Copy out each line featuring the string "Total" from the entries beneath.
** BEGIN **
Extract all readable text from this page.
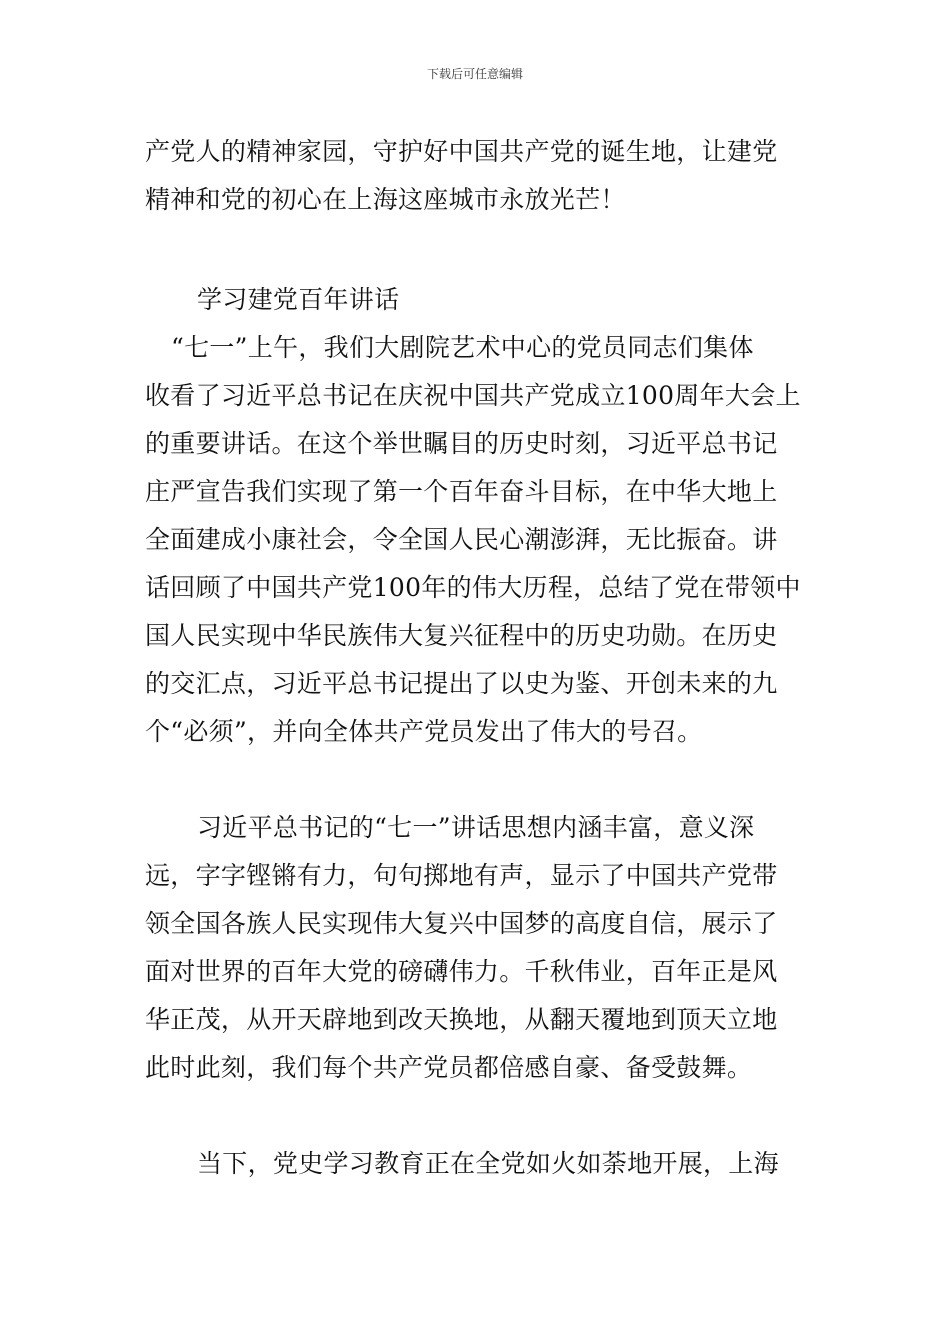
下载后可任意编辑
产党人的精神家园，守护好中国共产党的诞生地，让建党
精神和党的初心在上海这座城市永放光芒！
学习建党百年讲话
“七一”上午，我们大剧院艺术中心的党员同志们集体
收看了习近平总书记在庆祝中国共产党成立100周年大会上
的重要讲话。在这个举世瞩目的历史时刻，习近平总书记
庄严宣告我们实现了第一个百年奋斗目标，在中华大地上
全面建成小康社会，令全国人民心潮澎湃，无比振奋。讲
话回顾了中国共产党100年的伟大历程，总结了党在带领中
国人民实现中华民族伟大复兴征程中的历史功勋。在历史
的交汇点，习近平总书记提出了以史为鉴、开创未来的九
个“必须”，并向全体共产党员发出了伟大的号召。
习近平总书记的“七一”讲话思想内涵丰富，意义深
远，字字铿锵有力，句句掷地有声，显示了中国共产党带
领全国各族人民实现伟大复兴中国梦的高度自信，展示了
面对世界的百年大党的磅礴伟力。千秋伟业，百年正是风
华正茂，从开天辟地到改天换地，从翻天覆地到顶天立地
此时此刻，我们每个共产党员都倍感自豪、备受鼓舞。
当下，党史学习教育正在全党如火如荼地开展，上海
** END **
** BEGIN **
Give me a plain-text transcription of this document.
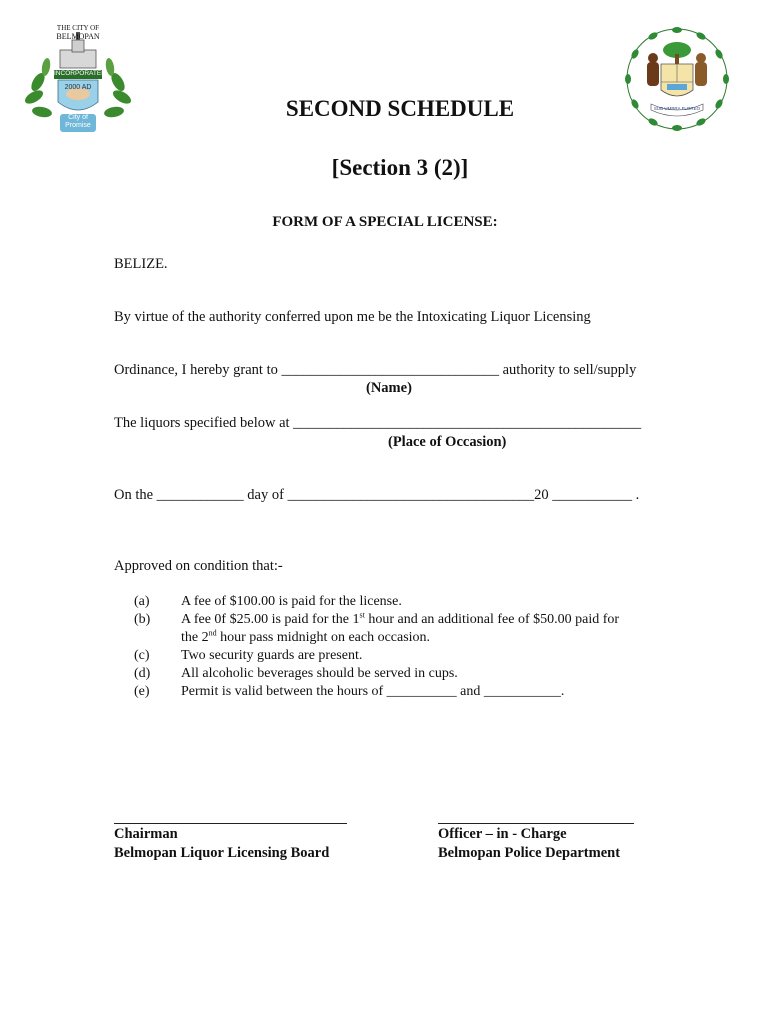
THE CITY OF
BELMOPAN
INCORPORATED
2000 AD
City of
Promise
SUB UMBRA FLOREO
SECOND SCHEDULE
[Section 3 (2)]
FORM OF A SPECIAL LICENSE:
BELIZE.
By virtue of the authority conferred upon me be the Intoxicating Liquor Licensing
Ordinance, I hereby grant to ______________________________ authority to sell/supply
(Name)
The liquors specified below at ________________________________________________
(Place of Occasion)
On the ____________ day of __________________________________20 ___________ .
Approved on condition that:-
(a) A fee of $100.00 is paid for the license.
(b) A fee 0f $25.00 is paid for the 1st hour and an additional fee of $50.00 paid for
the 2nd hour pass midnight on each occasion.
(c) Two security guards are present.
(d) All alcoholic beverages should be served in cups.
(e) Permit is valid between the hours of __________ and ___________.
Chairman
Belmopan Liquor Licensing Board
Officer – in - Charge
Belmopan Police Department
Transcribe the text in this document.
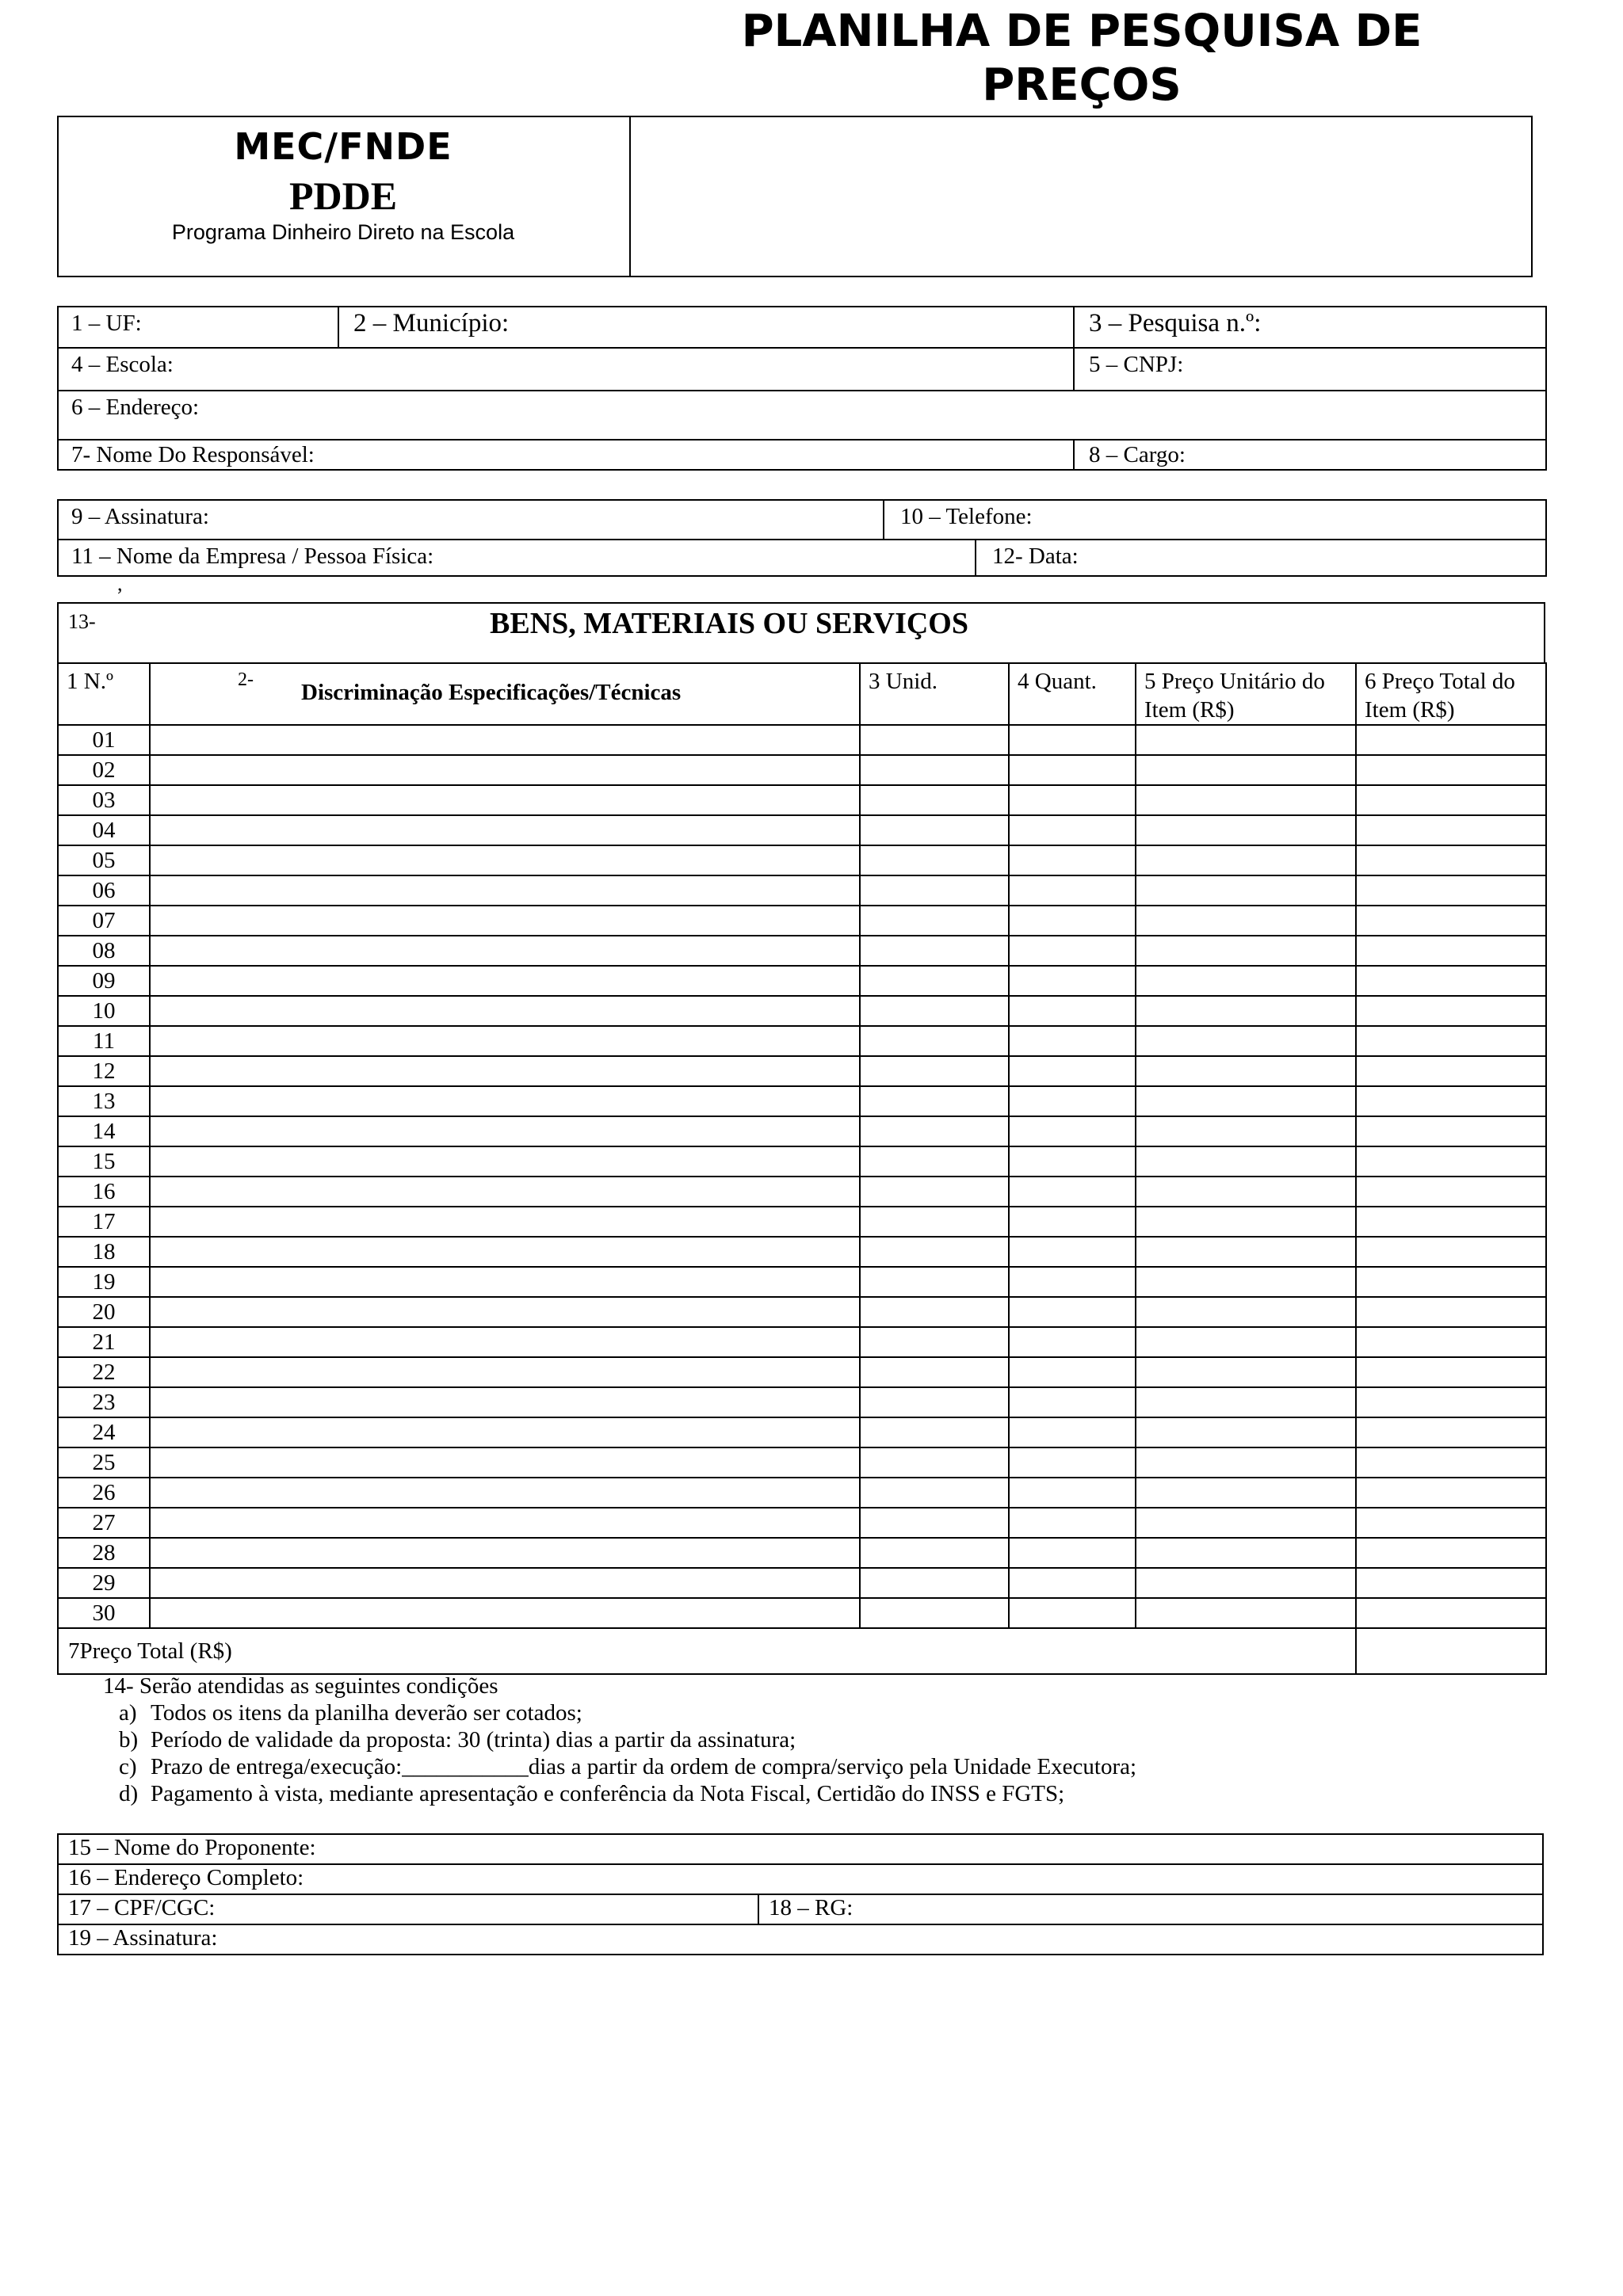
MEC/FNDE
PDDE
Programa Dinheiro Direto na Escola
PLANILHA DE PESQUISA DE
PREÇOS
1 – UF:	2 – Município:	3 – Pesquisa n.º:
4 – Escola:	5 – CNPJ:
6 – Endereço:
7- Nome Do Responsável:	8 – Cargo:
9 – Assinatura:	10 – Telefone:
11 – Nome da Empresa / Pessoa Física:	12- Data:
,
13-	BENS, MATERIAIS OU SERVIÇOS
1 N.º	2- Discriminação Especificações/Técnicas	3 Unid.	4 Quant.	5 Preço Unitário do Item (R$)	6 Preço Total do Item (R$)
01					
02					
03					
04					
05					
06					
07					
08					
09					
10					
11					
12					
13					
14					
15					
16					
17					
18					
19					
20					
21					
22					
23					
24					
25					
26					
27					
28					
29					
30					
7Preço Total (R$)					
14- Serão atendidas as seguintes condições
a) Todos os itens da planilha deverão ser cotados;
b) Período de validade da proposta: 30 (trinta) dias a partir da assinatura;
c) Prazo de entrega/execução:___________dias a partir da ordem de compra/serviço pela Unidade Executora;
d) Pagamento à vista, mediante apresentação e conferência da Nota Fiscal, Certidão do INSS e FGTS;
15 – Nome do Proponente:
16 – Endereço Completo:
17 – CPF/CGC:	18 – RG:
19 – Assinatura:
** END **
Reply:
1 N.º	2- Discriminação Especificações/Técnicas	3 Unid.	4 Quant.	5 Preço Unitário do Item (R$)	6 Preço Total do Item (R$)
7Preço Total (R$)					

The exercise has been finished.